··· Recorded information ···
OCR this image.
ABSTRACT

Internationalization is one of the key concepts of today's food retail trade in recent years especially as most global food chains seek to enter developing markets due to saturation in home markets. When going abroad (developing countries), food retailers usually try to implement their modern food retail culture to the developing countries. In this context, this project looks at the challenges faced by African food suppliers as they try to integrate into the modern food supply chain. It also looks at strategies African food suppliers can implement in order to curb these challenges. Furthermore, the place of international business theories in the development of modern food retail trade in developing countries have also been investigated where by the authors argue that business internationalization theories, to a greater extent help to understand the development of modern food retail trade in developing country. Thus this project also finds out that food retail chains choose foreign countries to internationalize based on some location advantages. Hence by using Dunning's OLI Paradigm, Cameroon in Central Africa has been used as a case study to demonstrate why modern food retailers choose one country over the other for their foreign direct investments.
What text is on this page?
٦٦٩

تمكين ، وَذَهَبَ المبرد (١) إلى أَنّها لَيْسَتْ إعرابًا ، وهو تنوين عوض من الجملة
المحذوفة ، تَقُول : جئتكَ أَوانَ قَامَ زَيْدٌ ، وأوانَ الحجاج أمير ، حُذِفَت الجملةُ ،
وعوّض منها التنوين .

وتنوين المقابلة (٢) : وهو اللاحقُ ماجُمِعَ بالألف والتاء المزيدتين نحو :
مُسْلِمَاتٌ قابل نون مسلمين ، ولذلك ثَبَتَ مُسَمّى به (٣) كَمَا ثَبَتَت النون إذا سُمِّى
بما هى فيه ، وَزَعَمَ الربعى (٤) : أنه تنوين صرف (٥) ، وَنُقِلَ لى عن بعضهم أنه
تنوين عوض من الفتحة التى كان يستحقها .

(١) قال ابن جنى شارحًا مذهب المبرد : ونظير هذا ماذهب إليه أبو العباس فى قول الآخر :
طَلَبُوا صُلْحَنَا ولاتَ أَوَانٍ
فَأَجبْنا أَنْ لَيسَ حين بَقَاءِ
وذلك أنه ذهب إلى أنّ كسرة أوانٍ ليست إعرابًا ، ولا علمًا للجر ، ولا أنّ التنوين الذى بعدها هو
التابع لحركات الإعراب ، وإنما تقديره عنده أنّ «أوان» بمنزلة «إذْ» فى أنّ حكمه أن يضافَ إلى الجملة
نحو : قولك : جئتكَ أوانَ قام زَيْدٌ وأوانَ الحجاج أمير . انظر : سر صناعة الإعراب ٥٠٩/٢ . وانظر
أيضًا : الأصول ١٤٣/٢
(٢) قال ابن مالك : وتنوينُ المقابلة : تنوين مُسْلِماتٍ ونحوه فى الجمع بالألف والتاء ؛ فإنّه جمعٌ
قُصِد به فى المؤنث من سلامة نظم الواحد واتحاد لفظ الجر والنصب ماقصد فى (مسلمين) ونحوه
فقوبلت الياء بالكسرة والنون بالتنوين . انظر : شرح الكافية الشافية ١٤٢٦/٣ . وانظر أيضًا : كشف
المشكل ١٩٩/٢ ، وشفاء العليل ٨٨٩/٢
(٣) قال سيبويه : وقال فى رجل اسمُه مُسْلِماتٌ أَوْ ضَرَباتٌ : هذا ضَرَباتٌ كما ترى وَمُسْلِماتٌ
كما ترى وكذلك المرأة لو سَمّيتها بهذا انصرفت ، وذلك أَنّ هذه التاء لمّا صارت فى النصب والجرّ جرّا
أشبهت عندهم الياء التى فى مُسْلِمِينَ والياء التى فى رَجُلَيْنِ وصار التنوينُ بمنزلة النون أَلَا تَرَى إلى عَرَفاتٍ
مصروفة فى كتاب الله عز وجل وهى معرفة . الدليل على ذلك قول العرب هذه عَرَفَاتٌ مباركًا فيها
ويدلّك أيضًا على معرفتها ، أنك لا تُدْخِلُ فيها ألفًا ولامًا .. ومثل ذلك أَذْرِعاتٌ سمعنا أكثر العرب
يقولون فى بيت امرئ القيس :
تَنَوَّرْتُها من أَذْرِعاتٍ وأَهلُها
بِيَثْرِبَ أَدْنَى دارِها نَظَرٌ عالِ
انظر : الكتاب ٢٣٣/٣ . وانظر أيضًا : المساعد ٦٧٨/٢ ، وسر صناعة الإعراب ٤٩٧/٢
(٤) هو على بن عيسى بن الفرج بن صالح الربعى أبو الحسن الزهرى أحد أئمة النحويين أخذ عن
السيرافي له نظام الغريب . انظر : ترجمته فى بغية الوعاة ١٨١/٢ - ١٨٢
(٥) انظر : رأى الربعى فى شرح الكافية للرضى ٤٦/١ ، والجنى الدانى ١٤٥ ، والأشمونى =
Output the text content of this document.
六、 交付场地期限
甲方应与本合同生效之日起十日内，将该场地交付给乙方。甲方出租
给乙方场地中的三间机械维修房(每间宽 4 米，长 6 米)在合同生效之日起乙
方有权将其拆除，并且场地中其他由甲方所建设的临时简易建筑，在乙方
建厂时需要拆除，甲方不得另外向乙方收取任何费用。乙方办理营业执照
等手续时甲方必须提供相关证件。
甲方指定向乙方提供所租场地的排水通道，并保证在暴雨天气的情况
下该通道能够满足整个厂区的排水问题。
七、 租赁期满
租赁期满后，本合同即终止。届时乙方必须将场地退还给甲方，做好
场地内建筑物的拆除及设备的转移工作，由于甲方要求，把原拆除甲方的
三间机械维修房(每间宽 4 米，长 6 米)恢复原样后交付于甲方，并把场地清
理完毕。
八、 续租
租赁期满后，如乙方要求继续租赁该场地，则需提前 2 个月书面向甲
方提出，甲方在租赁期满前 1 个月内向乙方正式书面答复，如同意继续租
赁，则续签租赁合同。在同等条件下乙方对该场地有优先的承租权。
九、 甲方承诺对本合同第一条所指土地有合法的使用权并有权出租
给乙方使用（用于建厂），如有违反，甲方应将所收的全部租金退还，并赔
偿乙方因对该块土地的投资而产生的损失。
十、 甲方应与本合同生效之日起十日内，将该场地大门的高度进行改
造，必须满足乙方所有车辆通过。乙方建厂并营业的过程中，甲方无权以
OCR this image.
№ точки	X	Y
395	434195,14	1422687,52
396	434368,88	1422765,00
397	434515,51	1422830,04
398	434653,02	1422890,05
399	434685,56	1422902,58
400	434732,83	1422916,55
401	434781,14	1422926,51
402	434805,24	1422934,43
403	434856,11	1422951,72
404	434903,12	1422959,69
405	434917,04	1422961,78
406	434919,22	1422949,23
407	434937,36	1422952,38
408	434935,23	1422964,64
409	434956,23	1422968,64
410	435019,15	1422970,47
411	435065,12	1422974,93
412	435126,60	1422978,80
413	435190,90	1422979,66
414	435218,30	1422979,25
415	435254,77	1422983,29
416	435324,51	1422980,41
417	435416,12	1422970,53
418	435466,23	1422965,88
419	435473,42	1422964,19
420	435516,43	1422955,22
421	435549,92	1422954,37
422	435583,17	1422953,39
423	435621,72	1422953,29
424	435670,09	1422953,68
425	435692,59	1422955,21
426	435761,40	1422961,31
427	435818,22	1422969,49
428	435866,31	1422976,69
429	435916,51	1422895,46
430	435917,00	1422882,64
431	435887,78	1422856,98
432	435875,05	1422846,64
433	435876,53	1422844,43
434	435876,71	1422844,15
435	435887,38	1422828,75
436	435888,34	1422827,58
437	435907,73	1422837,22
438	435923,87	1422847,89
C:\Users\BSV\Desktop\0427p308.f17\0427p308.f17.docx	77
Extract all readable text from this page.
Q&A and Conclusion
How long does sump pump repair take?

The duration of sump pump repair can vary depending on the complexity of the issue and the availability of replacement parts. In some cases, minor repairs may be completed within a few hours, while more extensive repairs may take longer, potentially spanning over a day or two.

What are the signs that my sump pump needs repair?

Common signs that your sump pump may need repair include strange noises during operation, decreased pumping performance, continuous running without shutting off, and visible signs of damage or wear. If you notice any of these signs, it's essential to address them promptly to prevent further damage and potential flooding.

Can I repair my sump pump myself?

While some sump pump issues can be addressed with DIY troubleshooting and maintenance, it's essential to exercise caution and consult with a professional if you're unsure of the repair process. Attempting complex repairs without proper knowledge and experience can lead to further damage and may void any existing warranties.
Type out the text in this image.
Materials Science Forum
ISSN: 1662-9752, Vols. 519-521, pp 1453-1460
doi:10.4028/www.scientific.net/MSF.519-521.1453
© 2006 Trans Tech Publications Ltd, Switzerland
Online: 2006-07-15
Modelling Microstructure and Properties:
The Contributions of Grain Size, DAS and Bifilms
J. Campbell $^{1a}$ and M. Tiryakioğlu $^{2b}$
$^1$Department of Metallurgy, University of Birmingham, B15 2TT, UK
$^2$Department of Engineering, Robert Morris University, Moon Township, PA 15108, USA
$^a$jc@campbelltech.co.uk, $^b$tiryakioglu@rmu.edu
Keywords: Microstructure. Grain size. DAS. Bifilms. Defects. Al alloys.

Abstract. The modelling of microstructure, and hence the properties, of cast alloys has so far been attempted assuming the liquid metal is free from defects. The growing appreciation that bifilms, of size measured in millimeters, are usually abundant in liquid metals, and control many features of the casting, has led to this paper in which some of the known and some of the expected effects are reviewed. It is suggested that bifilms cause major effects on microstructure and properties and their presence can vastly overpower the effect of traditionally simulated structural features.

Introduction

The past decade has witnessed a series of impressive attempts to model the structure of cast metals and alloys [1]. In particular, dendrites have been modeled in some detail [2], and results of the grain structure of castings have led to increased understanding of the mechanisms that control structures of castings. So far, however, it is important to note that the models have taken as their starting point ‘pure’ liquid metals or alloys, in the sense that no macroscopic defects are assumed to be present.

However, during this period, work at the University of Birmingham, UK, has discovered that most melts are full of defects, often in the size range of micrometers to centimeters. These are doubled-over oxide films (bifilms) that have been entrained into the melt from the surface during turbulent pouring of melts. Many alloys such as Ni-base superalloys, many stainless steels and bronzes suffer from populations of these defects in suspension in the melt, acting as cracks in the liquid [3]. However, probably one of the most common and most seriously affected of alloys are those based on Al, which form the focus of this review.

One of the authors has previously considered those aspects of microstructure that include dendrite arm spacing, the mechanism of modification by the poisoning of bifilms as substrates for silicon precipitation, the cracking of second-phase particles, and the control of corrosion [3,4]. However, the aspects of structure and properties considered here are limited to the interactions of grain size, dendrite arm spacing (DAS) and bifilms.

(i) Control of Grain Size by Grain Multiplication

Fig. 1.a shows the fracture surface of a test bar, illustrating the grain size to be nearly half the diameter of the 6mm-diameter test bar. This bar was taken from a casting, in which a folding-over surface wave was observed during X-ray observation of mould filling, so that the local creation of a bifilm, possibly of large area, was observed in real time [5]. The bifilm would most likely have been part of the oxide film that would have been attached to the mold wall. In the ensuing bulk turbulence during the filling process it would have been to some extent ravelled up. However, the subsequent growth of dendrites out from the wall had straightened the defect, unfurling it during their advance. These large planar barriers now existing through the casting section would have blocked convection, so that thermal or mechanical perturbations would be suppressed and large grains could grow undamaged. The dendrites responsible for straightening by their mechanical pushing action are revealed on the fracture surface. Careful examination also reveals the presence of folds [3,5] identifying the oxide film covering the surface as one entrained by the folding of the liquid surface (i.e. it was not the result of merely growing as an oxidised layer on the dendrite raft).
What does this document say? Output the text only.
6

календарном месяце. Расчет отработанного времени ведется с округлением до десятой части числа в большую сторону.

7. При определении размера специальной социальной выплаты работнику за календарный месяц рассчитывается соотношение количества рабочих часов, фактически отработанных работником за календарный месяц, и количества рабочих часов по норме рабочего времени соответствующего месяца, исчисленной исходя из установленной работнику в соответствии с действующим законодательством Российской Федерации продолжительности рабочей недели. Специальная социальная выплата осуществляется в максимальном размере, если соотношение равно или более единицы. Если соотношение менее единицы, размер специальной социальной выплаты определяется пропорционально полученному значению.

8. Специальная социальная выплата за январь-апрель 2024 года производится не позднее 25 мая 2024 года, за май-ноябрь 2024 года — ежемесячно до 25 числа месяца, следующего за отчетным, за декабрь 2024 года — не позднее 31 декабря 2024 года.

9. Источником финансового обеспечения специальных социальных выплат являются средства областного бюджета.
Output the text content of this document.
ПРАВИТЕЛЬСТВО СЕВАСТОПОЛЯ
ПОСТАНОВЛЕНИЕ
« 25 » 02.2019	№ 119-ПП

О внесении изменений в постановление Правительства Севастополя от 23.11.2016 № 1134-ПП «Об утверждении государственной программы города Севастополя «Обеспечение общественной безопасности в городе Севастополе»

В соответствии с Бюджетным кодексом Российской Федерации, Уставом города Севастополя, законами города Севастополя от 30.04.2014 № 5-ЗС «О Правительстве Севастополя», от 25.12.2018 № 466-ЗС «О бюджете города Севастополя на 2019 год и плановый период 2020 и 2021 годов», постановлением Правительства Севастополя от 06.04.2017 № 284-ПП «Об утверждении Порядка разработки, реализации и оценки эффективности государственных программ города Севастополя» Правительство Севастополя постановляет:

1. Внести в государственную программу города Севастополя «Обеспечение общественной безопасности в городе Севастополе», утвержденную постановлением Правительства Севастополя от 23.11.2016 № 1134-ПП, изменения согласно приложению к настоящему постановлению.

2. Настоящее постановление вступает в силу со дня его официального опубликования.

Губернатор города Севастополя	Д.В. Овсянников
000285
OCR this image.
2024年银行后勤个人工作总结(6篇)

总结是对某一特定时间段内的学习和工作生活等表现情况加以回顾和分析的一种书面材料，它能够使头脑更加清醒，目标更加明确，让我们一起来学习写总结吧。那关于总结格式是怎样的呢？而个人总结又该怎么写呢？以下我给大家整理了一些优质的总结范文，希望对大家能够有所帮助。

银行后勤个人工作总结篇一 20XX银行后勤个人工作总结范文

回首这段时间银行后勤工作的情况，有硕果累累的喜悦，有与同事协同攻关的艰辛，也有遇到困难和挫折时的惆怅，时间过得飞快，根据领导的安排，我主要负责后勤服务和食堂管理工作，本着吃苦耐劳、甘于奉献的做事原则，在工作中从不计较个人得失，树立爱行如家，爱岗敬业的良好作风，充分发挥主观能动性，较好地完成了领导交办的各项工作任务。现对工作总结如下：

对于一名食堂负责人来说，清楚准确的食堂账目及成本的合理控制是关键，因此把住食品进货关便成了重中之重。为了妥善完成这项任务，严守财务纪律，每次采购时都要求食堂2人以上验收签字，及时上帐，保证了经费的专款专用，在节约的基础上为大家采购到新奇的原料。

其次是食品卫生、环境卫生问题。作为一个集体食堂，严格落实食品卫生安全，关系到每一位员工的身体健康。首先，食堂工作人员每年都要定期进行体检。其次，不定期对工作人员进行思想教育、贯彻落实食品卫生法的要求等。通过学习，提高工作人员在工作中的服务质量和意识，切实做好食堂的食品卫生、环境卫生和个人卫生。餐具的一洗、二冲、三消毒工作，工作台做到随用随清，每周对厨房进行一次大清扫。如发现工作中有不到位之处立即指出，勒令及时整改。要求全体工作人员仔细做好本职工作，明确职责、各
···
Goal of the exercise: Find all lines with "does" in them and copy each one.

Solution for this exercise:
How long does sump pump repair take?
What does this document say? Output the text only.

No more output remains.